* Begin *

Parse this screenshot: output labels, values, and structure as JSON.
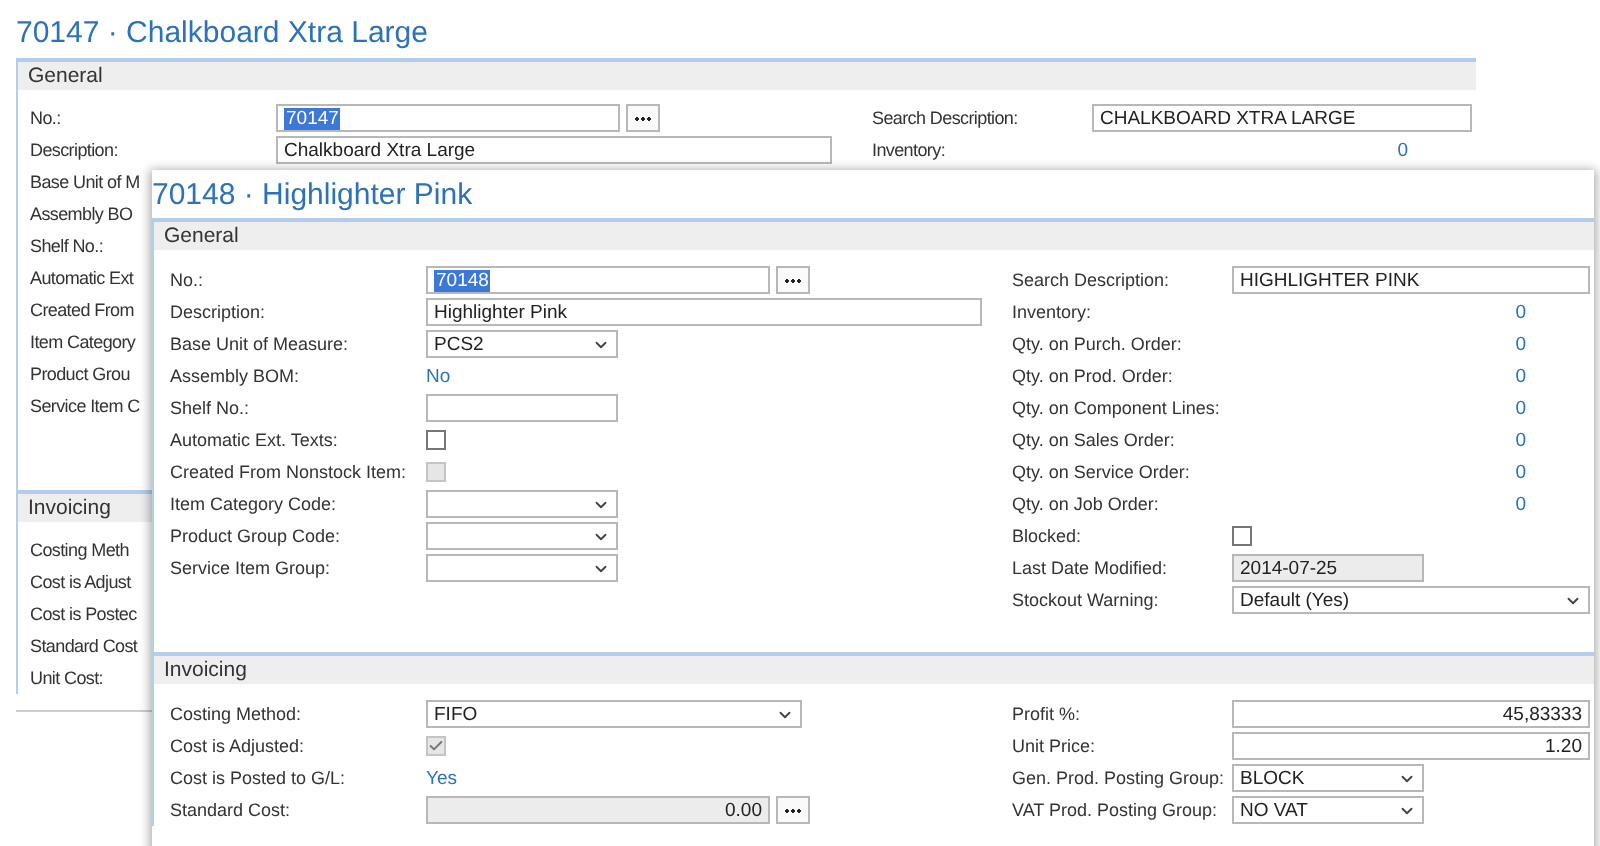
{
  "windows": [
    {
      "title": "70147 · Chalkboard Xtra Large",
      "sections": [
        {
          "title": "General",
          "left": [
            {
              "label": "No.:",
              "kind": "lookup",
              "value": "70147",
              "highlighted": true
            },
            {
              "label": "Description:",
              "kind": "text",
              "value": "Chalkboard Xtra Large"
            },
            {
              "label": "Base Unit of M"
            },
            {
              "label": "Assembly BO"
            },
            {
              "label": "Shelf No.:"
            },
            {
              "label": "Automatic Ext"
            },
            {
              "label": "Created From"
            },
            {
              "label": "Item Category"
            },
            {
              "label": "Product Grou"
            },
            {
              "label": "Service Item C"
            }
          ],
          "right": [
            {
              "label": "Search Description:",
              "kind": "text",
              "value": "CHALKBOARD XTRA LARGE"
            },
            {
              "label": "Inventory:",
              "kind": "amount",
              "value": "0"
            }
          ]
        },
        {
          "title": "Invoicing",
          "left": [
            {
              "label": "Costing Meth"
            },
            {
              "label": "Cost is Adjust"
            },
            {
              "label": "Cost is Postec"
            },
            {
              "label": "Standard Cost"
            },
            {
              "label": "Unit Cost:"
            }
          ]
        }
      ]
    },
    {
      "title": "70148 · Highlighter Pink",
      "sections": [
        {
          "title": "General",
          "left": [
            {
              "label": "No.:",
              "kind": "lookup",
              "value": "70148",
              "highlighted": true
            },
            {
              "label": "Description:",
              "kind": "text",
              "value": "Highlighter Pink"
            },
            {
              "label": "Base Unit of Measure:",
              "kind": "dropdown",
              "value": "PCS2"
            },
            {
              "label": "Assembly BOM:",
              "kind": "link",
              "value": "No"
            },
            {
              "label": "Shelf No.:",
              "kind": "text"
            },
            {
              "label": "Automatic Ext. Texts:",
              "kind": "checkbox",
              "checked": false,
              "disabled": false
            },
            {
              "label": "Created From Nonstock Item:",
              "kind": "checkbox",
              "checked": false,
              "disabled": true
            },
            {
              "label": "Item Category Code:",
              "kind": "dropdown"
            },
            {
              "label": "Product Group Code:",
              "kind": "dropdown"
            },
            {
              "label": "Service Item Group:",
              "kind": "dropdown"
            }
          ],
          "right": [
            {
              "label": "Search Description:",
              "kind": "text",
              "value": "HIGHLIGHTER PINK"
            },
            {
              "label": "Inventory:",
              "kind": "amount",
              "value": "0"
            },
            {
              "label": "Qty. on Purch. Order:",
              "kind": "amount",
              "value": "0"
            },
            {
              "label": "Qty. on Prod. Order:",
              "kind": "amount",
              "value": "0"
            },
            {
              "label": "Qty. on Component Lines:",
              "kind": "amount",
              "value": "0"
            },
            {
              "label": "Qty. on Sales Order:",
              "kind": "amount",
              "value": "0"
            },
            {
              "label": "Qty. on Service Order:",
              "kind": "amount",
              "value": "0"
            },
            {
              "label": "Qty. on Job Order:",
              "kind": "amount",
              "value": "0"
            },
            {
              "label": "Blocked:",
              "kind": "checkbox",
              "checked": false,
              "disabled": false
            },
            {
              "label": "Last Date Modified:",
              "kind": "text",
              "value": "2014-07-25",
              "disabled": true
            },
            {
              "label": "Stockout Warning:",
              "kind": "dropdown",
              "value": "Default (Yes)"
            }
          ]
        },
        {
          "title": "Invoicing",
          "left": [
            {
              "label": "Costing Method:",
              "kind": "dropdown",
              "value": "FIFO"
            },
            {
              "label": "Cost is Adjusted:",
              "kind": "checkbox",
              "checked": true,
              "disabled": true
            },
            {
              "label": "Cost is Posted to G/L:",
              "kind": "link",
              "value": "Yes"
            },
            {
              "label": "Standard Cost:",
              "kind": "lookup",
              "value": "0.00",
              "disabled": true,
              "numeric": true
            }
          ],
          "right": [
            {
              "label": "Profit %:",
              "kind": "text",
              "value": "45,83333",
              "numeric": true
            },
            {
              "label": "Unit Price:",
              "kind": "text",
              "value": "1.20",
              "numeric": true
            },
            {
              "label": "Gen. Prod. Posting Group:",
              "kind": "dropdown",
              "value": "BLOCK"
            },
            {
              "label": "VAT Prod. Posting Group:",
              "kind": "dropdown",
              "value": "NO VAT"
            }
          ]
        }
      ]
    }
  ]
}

* End *

What the task asks: Write out each line of the data that holds the string "From".

Correct answer:
              "label": "Created From"
              "label": "Created From Nonstock Item:",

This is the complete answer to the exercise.